>> begin EXCERPTED TEXT

We have not been the most dedicated of Catholics since moving to Quebec. After spending 11 years in the same parish in Naperville, Illinois, we didn't jump right into finding a new church in Montreal. We looked at one and didn't like it so much. Adding to the confusion, Danielle was not confirmed before we arrived here as in our old parish, kids are confirmed in 10th grade. Here they are confirmed in 6th grade. Danielle was not too crazy about attending religious education classes with little kids. Yes, a bit lazy of us, I know. We will look into it when she is in college. After all, she has come this far and she might as well complete those happy sacraments.
We did attend mass one time at a beautiful French church. Surprisingly, we got a lot out of it and could understand what was going on as most Catholics are going through the motions anyway. Amen is the same in any language. It just so happened it was during March Madness when we were at church. It was also the anniversary of my dad's passing, so getting my ass to mass seemed like the right thing to do. (When we moved out of the house and off to college my dad would call his kids on Sunday to make sure we all got our ass to mass). During the homily, from what we could understand, the priest was asking everyone to write down a special petition or prayer on a piece of paper we could find in the pew. I recall writing something about my dad. I looked over at what Louis had written and it said "Marquette win" as Marquette was in the March Madness tournament. At least he cheers for the Catholic teams.

>> end EXCERPTED TEXT

Carry on the account of attending mass in Quebec from its final sentence, keeping its voice and tone.

>> begin DATASET ENTRIES

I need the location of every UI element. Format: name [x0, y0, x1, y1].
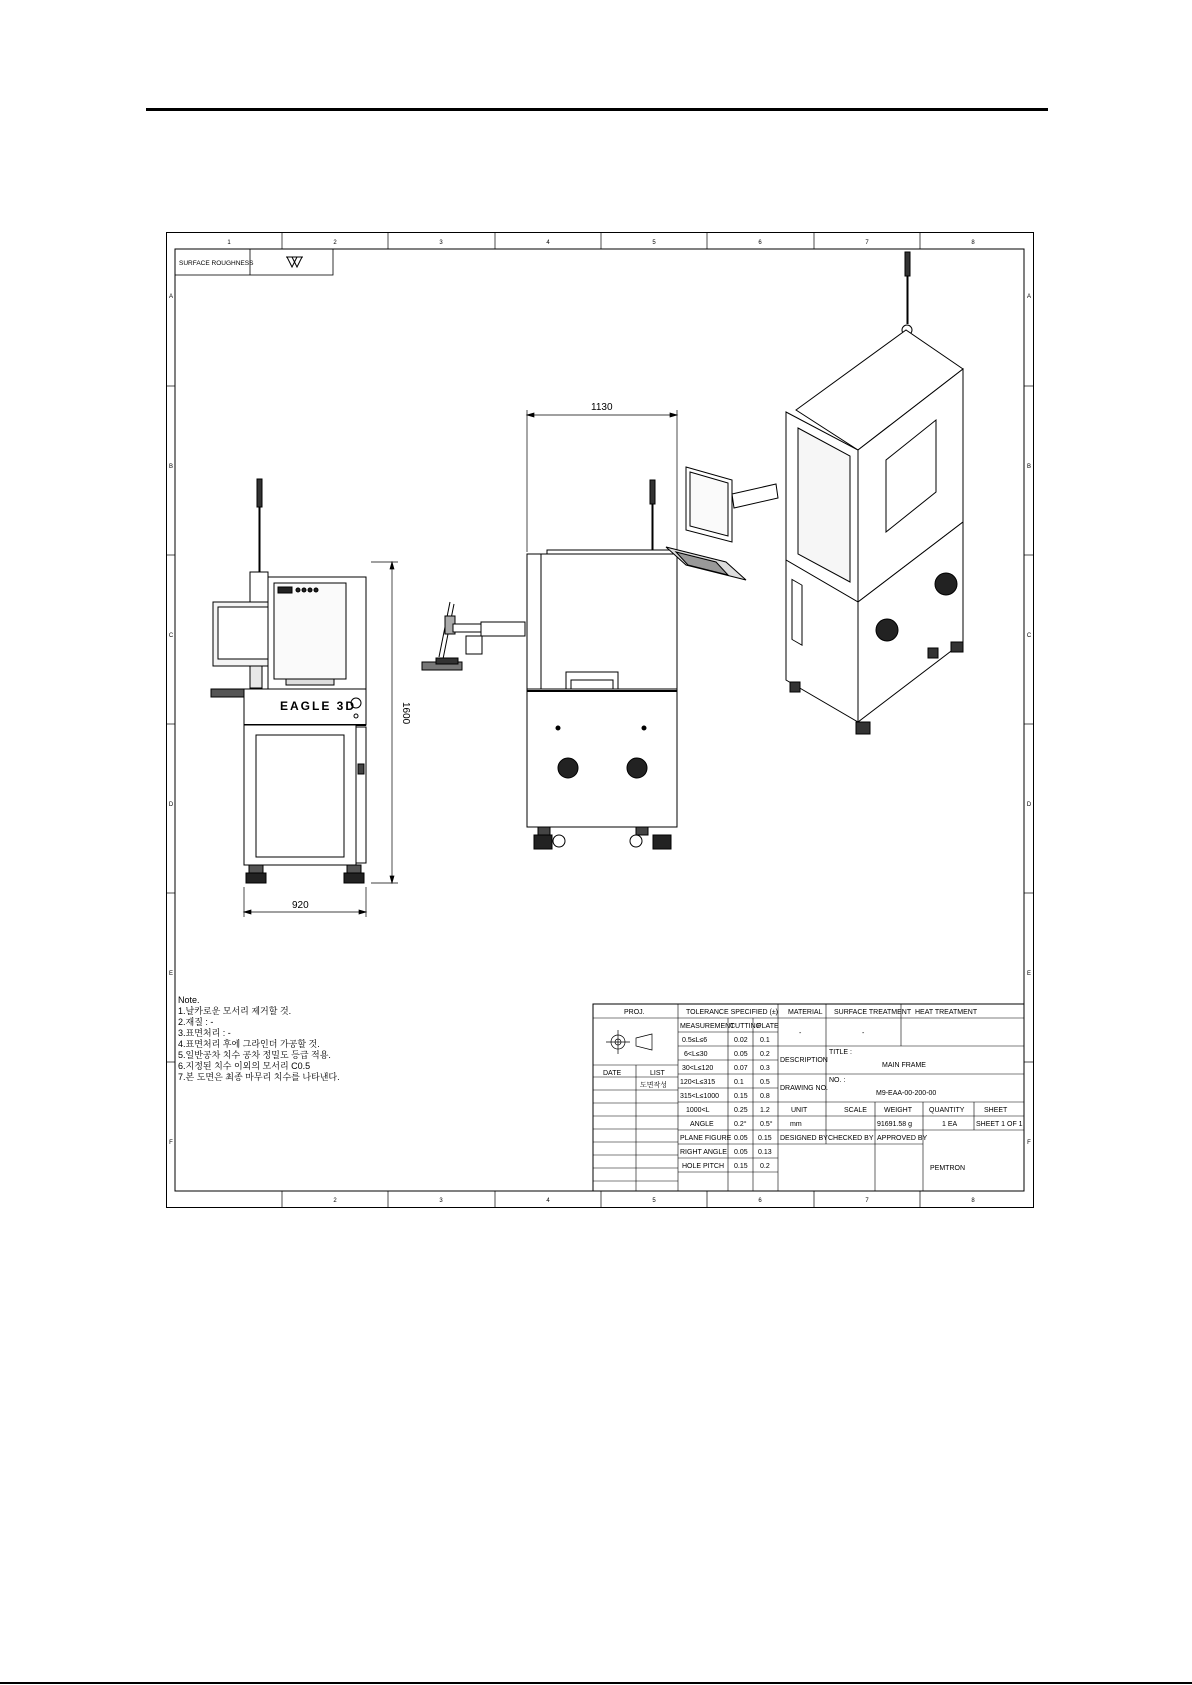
- grid-row-label: E: [1026, 971, 1032, 977]
- grid-row-label: C: [168, 633, 174, 639]
- grid-col-label: 6: [758, 1198, 762, 1204]
- dimension-920: 920: [292, 900, 309, 911]
- tol-cell: 0.2: [760, 1051, 770, 1058]
- title-block: [593, 1004, 1024, 1191]
- note-line: 5.일반공차 치수 공차 정밀도 등급 적용.: [178, 1050, 331, 1060]
- heat-treatment-label: HEAT TREATMENT: [915, 1009, 978, 1016]
- tol-cell: ANGLE: [690, 1121, 714, 1128]
- tol-cell: 0.5°: [760, 1121, 773, 1128]
- isometric-view: [666, 252, 963, 734]
- tol-cell: 0.15: [758, 1135, 772, 1142]
- tol-cell: 0.8: [760, 1093, 770, 1100]
- sheet-value: SHEET 1 OF 1: [976, 1121, 1023, 1128]
- unit-label: UNIT: [791, 1107, 808, 1114]
- tol-cell: 0.2°: [734, 1121, 747, 1128]
- tol-cell: 0.1: [734, 1079, 744, 1086]
- grid-col-label: 1: [227, 240, 231, 246]
- header-rule: [146, 108, 1048, 111]
- surface-treatment-value: -: [862, 1030, 865, 1037]
- unit-value: mm: [790, 1121, 802, 1128]
- dimension-1600: 1600: [400, 702, 411, 725]
- grid-row-label: B: [168, 464, 174, 470]
- tol-cell: 0.1: [760, 1037, 770, 1044]
- tol-cell: 0.05: [734, 1135, 748, 1142]
- grid-col-label: 4: [546, 240, 550, 246]
- tol-cell: 0.15: [734, 1093, 748, 1100]
- drawing-sheet: [166, 232, 1034, 1208]
- tol-cell: RIGHT ANGLE: [680, 1149, 727, 1156]
- note-line: 2.재질 : -: [178, 1017, 214, 1027]
- front-view: [211, 479, 366, 883]
- grid-col-label: 5: [652, 1198, 656, 1204]
- side-view: [422, 480, 677, 849]
- tol-header: PLATE: [757, 1023, 779, 1030]
- proj-label: PROJ.: [624, 1009, 645, 1016]
- grid-col-label: 2: [333, 240, 337, 246]
- grid-row-label: F: [169, 1140, 173, 1146]
- tol-cell: 0.15: [734, 1163, 748, 1170]
- no-label: NO. :: [829, 1077, 846, 1084]
- quantity-value: 1 EA: [942, 1121, 958, 1128]
- drawing-no-label: DRAWING NO.: [780, 1085, 828, 1092]
- description-label: DESCRIPTION: [780, 1057, 828, 1064]
- note-line: 3.표면처리 : -: [178, 1028, 231, 1038]
- tol-cell: 0.3: [760, 1065, 770, 1072]
- note-line: 7.본 도면은 최종 마무리 치수를 나타낸다.: [178, 1072, 340, 1082]
- tol-cell: 6<L≤30: [684, 1051, 708, 1058]
- tol-cell: 30<L≤120: [682, 1065, 714, 1072]
- surface-roughness-box: [175, 249, 333, 275]
- side-dimensions: [527, 402, 677, 552]
- surface-roughness-label: SURFACE ROUGHNESS: [179, 260, 254, 267]
- company-logo: PEMTRON: [930, 1165, 965, 1172]
- tol-cell: 0.02: [734, 1037, 748, 1044]
- grid-col-label: 8: [971, 240, 975, 246]
- list-label: LIST: [650, 1070, 665, 1077]
- material-value: -: [799, 1030, 802, 1037]
- grid-col-label: 4: [546, 1198, 550, 1204]
- grid-row-label: A: [168, 294, 174, 300]
- grid-col-label: 2: [333, 1198, 337, 1204]
- grid-col-label: 7: [865, 1198, 869, 1204]
- grid-col-label: 5: [652, 240, 656, 246]
- date-label: DATE: [603, 1070, 622, 1077]
- drawing-title: MAIN FRAME: [882, 1062, 926, 1069]
- approved-by-label: APPROVED BY: [877, 1135, 928, 1142]
- surface-treatment-label: SURFACE TREATMENT: [834, 1009, 912, 1016]
- tol-cell: 120<L≤315: [680, 1079, 716, 1086]
- roughness-symbol-icon: [286, 257, 303, 267]
- grid-row-label: D: [168, 802, 174, 808]
- sheet-label: SHEET: [984, 1107, 1008, 1114]
- weight-label: WEIGHT: [884, 1107, 912, 1114]
- quantity-label: QUANTITY: [929, 1107, 965, 1114]
- checked-by-label: CHECKED BY: [828, 1135, 874, 1142]
- note-line: 4.표면처리 후에 그라인더 가공할 것.: [178, 1039, 320, 1049]
- tolerance-rows: [680, 1037, 773, 1170]
- weight-value: 91691.58 g: [877, 1121, 913, 1128]
- tol-header: MEASUREMENT: [680, 1023, 735, 1030]
- notes-title: Note.: [178, 995, 200, 1005]
- grid-col-label: 3: [439, 240, 443, 246]
- note-line: 1.날카로운 모서리 제거할 것.: [178, 1006, 292, 1016]
- grid-col-label: 6: [758, 240, 762, 246]
- scale-label: SCALE: [844, 1107, 867, 1114]
- tol-cell: 315<L≤1000: [680, 1093, 720, 1100]
- note-line: 6.지정된 치수 이외의 모서리 C0.5: [178, 1061, 311, 1071]
- material-label: MATERIAL: [788, 1009, 823, 1016]
- grid-row-label: E: [168, 971, 174, 977]
- tol-cell: 0.13: [758, 1149, 772, 1156]
- engineering-drawing: [166, 232, 1034, 1208]
- grid-col-label: 7: [865, 240, 869, 246]
- dimension-1130: 1130: [591, 402, 613, 413]
- tol-cell: 0.05: [734, 1149, 748, 1156]
- grid-col-label: 3: [439, 1198, 443, 1204]
- tolerance-title: TOLERANCE SPECIFIED (±): [686, 1009, 779, 1016]
- tol-cell: 0.2: [760, 1163, 770, 1170]
- footer-rule: [0, 1682, 1192, 1684]
- grid-row-label: B: [1026, 464, 1032, 470]
- tol-cell: 0.07: [734, 1065, 748, 1072]
- title-label: TITLE :: [829, 1049, 852, 1056]
- grid-row-label: A: [1026, 294, 1032, 300]
- tol-cell: PLANE FIGURE: [680, 1135, 732, 1142]
- notes-block: [178, 995, 340, 1082]
- tol-cell: 0.5: [760, 1079, 770, 1086]
- grid-row-label: D: [1026, 802, 1032, 808]
- tol-cell: 0.05: [734, 1051, 748, 1058]
- tol-cell: 0.25: [734, 1107, 748, 1114]
- tol-cell: HOLE PITCH: [682, 1163, 725, 1170]
- grid-col-label: 8: [971, 1198, 975, 1204]
- tol-cell: 1.2: [760, 1107, 770, 1114]
- tol-cell: 1000<L: [686, 1107, 710, 1114]
- designed-by-label: DESIGNED BY: [780, 1135, 828, 1142]
- grid-row-label: C: [1026, 633, 1032, 639]
- tol-cell: 0.5≤L≤6: [682, 1037, 708, 1044]
- tol-header: CUTTING: [730, 1023, 762, 1030]
- list-value: 도면작성: [640, 1082, 668, 1089]
- front-badge: EAGLE 3D: [280, 699, 357, 713]
- grid-row-label: F: [1027, 1140, 1031, 1146]
- drawing-number: M9-EAA-00-200-00: [876, 1090, 937, 1097]
- projection-symbol-icon: [606, 1030, 652, 1054]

>> end DATASET ENTRIES

REPLY:
The Catholic church has been in the news a lot lately and not in a good way. So in the last couple of days when this ad campaign caught my attention, I had to laugh. Some say hockey is a religion in these parts, and this campaign makes the case.
So, kudos to Archbishop of Montreal for having a sense of humour and appealing to the masses...no pun intended.
(the article is below)
MONTREAL—With the playoffs just two months away and the hapless Habs currently in 14th place in their conference, perhaps there’s only one thing left to do — pray.
If you were so inclined, then you might find a new ad for the Archdiocese of Montreal a tonic, knowing, perhaps, that God was on your side.
The ad, placed in Montreal’s French-language newspapers, lists the current top teams in the league’s Eastern Conference.
Then, at spot number eight — the cut-off for the playoffs — it reads: “Let us pray.”
“It was a lighthearted wink, to ally with people who love sports,” said the Catholic Church of Montreal’s communication’s director Lucie Martineau. “And to pray they (the Canadiens) are in the playoffs.”
It tells average Montrealers that “we are there, we are present,” Martineau continued. “We have the same worries as you.”
Despite the longstanding comparisons of the Montreal Canadiens to a religion, the church has only now sought to ride the NHL club’s jersey-tails.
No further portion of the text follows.